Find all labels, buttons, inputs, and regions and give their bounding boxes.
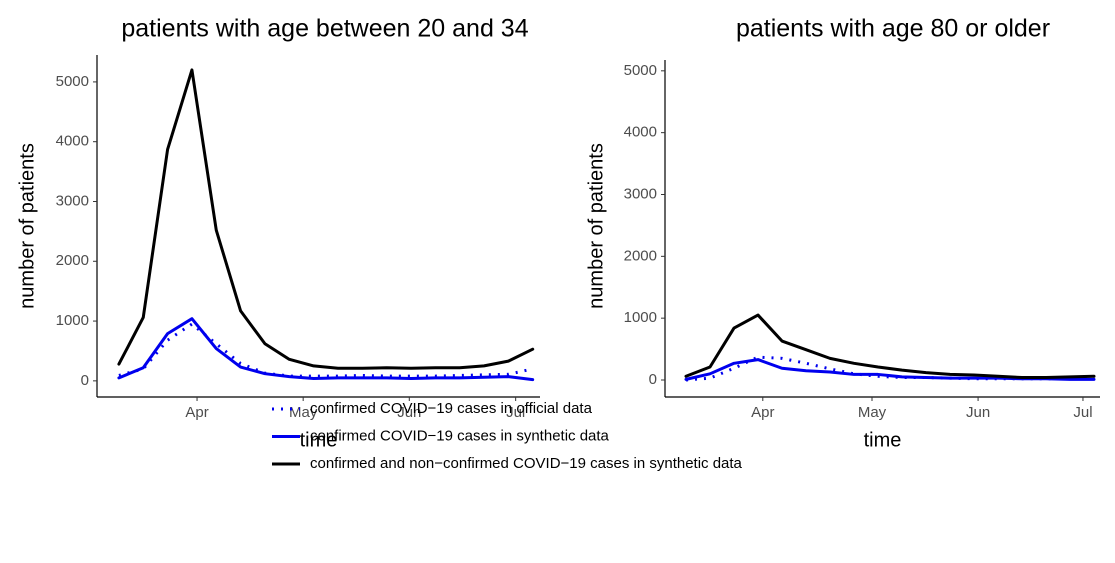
y-tick-label: 2000 [56, 252, 89, 269]
series-line [117, 68, 535, 370]
y-tick-label: 3000 [624, 185, 657, 202]
y-tick-label: 5000 [624, 62, 657, 79]
y-tick-label: 3000 [56, 192, 89, 209]
chart-title: patients with age between 20 and 34 [121, 15, 528, 43]
x-tick-label: Jul [1073, 404, 1092, 421]
y-tick-label: 0 [649, 371, 657, 388]
legend-label: confirmed COVID−19 cases in official dat… [310, 400, 593, 417]
x-tick-label: Jun [966, 404, 990, 421]
y-tick-label: 1000 [624, 309, 657, 326]
x-axis-label: time [300, 429, 338, 451]
y-axis-label: number of patients [16, 143, 38, 309]
series-line [118, 322, 534, 378]
y-tick-label: 4000 [56, 133, 89, 150]
y-tick-label: 0 [81, 372, 89, 389]
x-axis-label: time [864, 429, 902, 451]
y-axis-label: number of patients [585, 143, 607, 309]
series-line [117, 317, 535, 382]
x-tick-label: Jul [506, 404, 525, 421]
x-tick-label: Jun [397, 404, 421, 421]
x-tick-label: Apr [185, 404, 208, 421]
y-tick-label: 4000 [624, 124, 657, 141]
x-tick-label: May [289, 404, 318, 421]
chart-title: patients with age 80 or older [736, 15, 1050, 43]
x-tick-label: Apr [751, 404, 774, 421]
legend-label: confirmed and non−confirmed COVID−19 cas… [310, 455, 743, 472]
legend-label: confirmed COVID−19 cases in synthetic da… [310, 427, 610, 444]
y-tick-label: 5000 [56, 73, 89, 90]
y-tick-label: 2000 [624, 247, 657, 264]
x-tick-label: May [858, 404, 887, 421]
series-line [684, 313, 1096, 380]
y-tick-label: 1000 [56, 312, 89, 329]
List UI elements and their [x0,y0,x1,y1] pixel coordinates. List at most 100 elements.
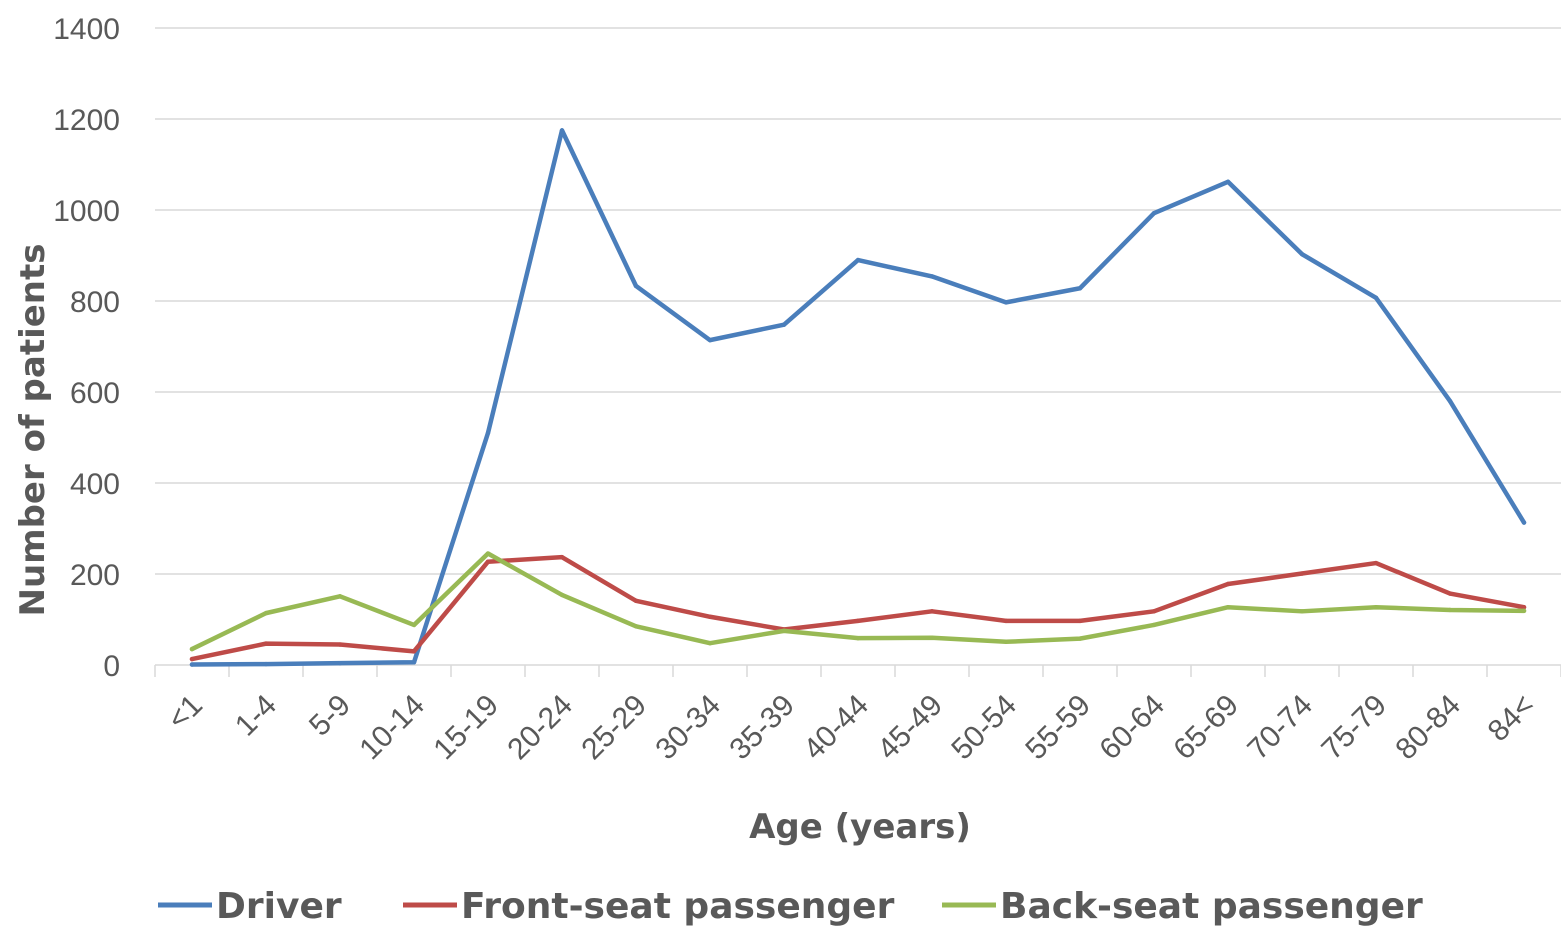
y-tick-label: 400 [70,468,120,501]
series-0 [189,128,1527,667]
series-2 [189,551,1527,652]
data-point [781,322,787,327]
y-tick-label: 1400 [53,13,120,46]
data-point [485,559,491,564]
data-point [633,598,639,604]
data-point [1225,581,1231,587]
x-tick-label: 70-74 [1241,689,1319,767]
x-tick-label: 35-39 [723,689,801,767]
data-point [559,592,565,598]
x-tick-label: 1-4 [229,689,283,743]
y-tick-label: 1000 [53,195,120,228]
data-point [1521,605,1527,610]
legend: Driver Front-seat passenger Back-seat pass… [158,886,1423,927]
x-tick-label: 10-14 [353,689,431,767]
data-point [1373,560,1379,566]
data-point [411,649,417,654]
data-point [781,628,787,634]
data-point [189,656,195,662]
data-point [559,128,565,133]
data-point [1151,609,1157,614]
x-tick-label: 65-69 [1167,689,1245,767]
data-point [1225,179,1231,184]
x-tick-label: 84< [1482,689,1541,748]
y-axis-ticks: 0 200 400 600 800 1000 1200 1400 [53,13,120,683]
data-point [1077,618,1083,624]
data-point [189,662,195,667]
data-point [263,610,269,616]
data-point [1151,210,1157,216]
data-point [485,430,491,436]
x-tick-label: 60-64 [1093,689,1171,767]
data-point [1373,295,1379,301]
x-tick-label: 75-79 [1315,689,1393,767]
data-point [1447,607,1453,613]
data-point [1003,618,1009,624]
data-point [633,624,639,629]
x-tick-label: 50-54 [945,689,1023,767]
data-point [1077,286,1083,291]
x-tick-label: 15-19 [427,689,505,767]
data-point [411,660,417,665]
legend-label: Back-seat passenger [1000,886,1423,927]
data-point [707,614,713,619]
data-point [855,618,861,624]
data-point [1003,300,1009,305]
data-point [707,337,713,343]
series-1 [189,554,1527,662]
y-tick-label: 1200 [53,104,120,137]
data-point [1447,591,1453,596]
legend-label: Driver [216,886,342,927]
legend-item: Front-seat passenger [403,886,895,927]
x-tick-label: 55-59 [1019,689,1097,767]
data-point [633,283,639,289]
x-tick-label: 30-34 [649,689,727,767]
data-point [1077,636,1083,641]
data-point [1447,398,1453,404]
data-point [1151,622,1157,628]
series-lines [189,128,1527,667]
y-axis-title: Number of patients [13,243,53,616]
y-tick-label: 600 [70,377,120,410]
data-point [485,551,491,556]
legend-label: Front-seat passenger [461,886,895,927]
y-tick-label: 800 [70,286,120,319]
data-point [1225,605,1231,610]
legend-item: Back-seat passenger [942,886,1423,927]
x-tick-label: 40-44 [797,689,875,767]
x-tick-label: 80-84 [1389,689,1467,767]
x-tick-label: 45-49 [871,689,949,767]
data-point [337,594,343,599]
data-point [263,641,269,646]
data-point [707,640,713,646]
data-point [337,660,343,666]
data-point [1373,605,1379,610]
data-point [1299,251,1305,257]
data-point [559,554,565,560]
y-tick-label: 0 [103,650,120,683]
x-axis: <1 1-4 5-910-1415-1920-2425-2930-3435-3940… [154,664,1561,767]
data-point [1521,608,1527,614]
series-line [189,551,1527,652]
data-point [929,274,935,279]
data-point [337,642,343,647]
gridlines [155,27,1561,575]
data-point [1003,639,1009,644]
data-point [189,646,195,652]
data-point [1299,609,1305,614]
data-point [263,661,269,667]
x-axis-title: Age (years) [749,807,971,847]
data-point [1299,571,1305,576]
x-tick-label: 25-29 [575,689,653,767]
data-point [929,609,935,614]
legend-item: Driver [158,886,342,927]
x-tick-label: 20-24 [501,689,579,767]
y-tick-label: 200 [70,559,120,592]
x-tick-label: 5-9 [303,689,357,743]
data-point [855,257,861,263]
data-point [411,622,417,628]
x-tick-label: <1 [161,689,209,737]
data-point [929,635,935,640]
data-point [1521,520,1527,525]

##########

[EXERCISE REQUIREMENTS] Line by line and exactly, write out the material above. Skip the pictures.

[OUTPUT BELOW]
Find all labels, buttons, inputs, and regions and give their bounding boxes.
y-tick-label: 2000 [56, 252, 89, 269]
series-line [117, 68, 535, 370]
y-tick-label: 3000 [624, 185, 657, 202]
y-tick-label: 5000 [624, 62, 657, 79]
y-tick-label: 3000 [56, 192, 89, 209]
chart-title: patients with age between 20 and 34 [121, 15, 528, 43]
x-tick-label: Jul [1073, 404, 1092, 421]
y-tick-label: 0 [649, 371, 657, 388]
legend-label: confirmed COVID−19 cases in official dat… [310, 400, 593, 417]
x-tick-label: Jun [966, 404, 990, 421]
y-tick-label: 1000 [624, 309, 657, 326]
x-axis-label: time [300, 429, 338, 451]
y-axis-label: number of patients [16, 143, 38, 309]
series-line [118, 322, 534, 378]
y-tick-label: 4000 [56, 133, 89, 150]
y-tick-label: 0 [81, 372, 89, 389]
x-axis-label: time [864, 429, 902, 451]
y-axis-label: number of patients [585, 143, 607, 309]
series-line [117, 317, 535, 382]
x-tick-label: Jul [506, 404, 525, 421]
x-tick-label: Jun [397, 404, 421, 421]
x-tick-label: Apr [185, 404, 208, 421]
y-tick-label: 4000 [624, 124, 657, 141]
x-tick-label: May [289, 404, 318, 421]
chart-title: patients with age 80 or older [736, 15, 1050, 43]
x-tick-label: Apr [751, 404, 774, 421]
legend-label: confirmed and non−confirmed COVID−19 cas… [310, 455, 743, 472]
legend-label: confirmed COVID−19 cases in synthetic da… [310, 427, 610, 444]
y-tick-label: 5000 [56, 73, 89, 90]
y-tick-label: 2000 [624, 247, 657, 264]
x-tick-label: May [858, 404, 887, 421]
series-line [684, 313, 1096, 380]
y-tick-label: 1000 [56, 312, 89, 329]
List UI elements and their [x0,y0,x1,y1] pixel coordinates. List at most 100 elements.
y-tick-label: 400 [70,468,120,501]
series-0 [189,128,1527,667]
series-2 [189,551,1527,652]
data-point [781,322,787,327]
y-tick-label: 1400 [53,13,120,46]
data-point [485,559,491,564]
data-point [633,598,639,604]
data-point [1225,581,1231,587]
x-tick-label: 70-74 [1241,689,1319,767]
x-tick-label: 35-39 [723,689,801,767]
data-point [559,592,565,598]
x-tick-label: 1-4 [229,689,283,743]
y-tick-label: 1000 [53,195,120,228]
data-point [1521,605,1527,610]
legend: Driver Front-seat passenger Back-seat pass… [158,886,1423,927]
x-tick-label: 10-14 [353,689,431,767]
data-point [1373,560,1379,566]
data-point [411,649,417,654]
data-point [781,628,787,634]
data-point [189,656,195,662]
data-point [559,128,565,133]
data-point [1151,609,1157,614]
x-tick-label: 65-69 [1167,689,1245,767]
data-point [1225,179,1231,184]
x-tick-label: 84< [1482,689,1541,748]
y-axis-ticks: 0 200 400 600 800 1000 1200 1400 [53,13,120,683]
data-point [1077,618,1083,624]
data-point [189,662,195,667]
data-point [263,610,269,616]
data-point [1151,210,1157,216]
data-point [485,430,491,436]
x-tick-label: 60-64 [1093,689,1171,767]
data-point [1373,295,1379,301]
x-tick-label: 75-79 [1315,689,1393,767]
data-point [1447,607,1453,613]
data-point [1003,618,1009,624]
data-point [633,624,639,629]
x-tick-label: 50-54 [945,689,1023,767]
data-point [1077,286,1083,291]
x-tick-label: 15-19 [427,689,505,767]
data-point [411,660,417,665]
legend-label: Back-seat passenger [1000,886,1423,927]
data-point [707,614,713,619]
data-point [855,618,861,624]
data-point [1003,300,1009,305]
data-point [707,337,713,343]
series-1 [189,554,1527,662]
y-tick-label: 1200 [53,104,120,137]
data-point [1447,591,1453,596]
legend-label: Driver [216,886,342,927]
legend-item: Front-seat passenger [403,886,895,927]
x-tick-label: 55-59 [1019,689,1097,767]
data-point [633,283,639,289]
x-tick-label: 30-34 [649,689,727,767]
data-point [1077,636,1083,641]
data-point [1447,398,1453,404]
data-point [1151,622,1157,628]
series-lines [189,128,1527,667]
y-axis-title: Number of patients [13,243,53,616]
y-tick-label: 600 [70,377,120,410]
data-point [485,551,491,556]
legend-label: Front-seat passenger [461,886,895,927]
y-tick-label: 800 [70,286,120,319]
data-point [1225,605,1231,610]
legend-item: Back-seat passenger [942,886,1423,927]
x-tick-label: 40-44 [797,689,875,767]
x-tick-label: 80-84 [1389,689,1467,767]
x-tick-label: 45-49 [871,689,949,767]
data-point [337,594,343,599]
data-point [263,641,269,646]
data-point [707,640,713,646]
data-point [337,660,343,666]
data-point [1373,605,1379,610]
data-point [1299,251,1305,257]
data-point [559,554,565,560]
y-tick-label: 0 [103,650,120,683]
x-axis: <1 1-4 5-910-1415-1920-2425-2930-3435-3940… [154,664,1561,767]
data-point [1521,608,1527,614]
series-line [189,551,1527,652]
data-point [929,274,935,279]
data-point [337,642,343,647]
gridlines [155,27,1561,575]
data-point [1003,639,1009,644]
data-point [189,646,195,652]
data-point [1299,609,1305,614]
data-point [263,661,269,667]
x-axis-title: Age (years) [749,807,971,847]
data-point [1299,571,1305,576]
x-tick-label: 25-29 [575,689,653,767]
data-point [929,609,935,614]
legend-item: Driver [158,886,342,927]
x-tick-label: 20-24 [501,689,579,767]
y-tick-label: 200 [70,559,120,592]
x-tick-label: 5-9 [303,689,357,743]
data-point [855,257,861,263]
data-point [411,622,417,628]
x-tick-label: <1 [161,689,209,737]
data-point [929,635,935,640]
data-point [1521,520,1527,525]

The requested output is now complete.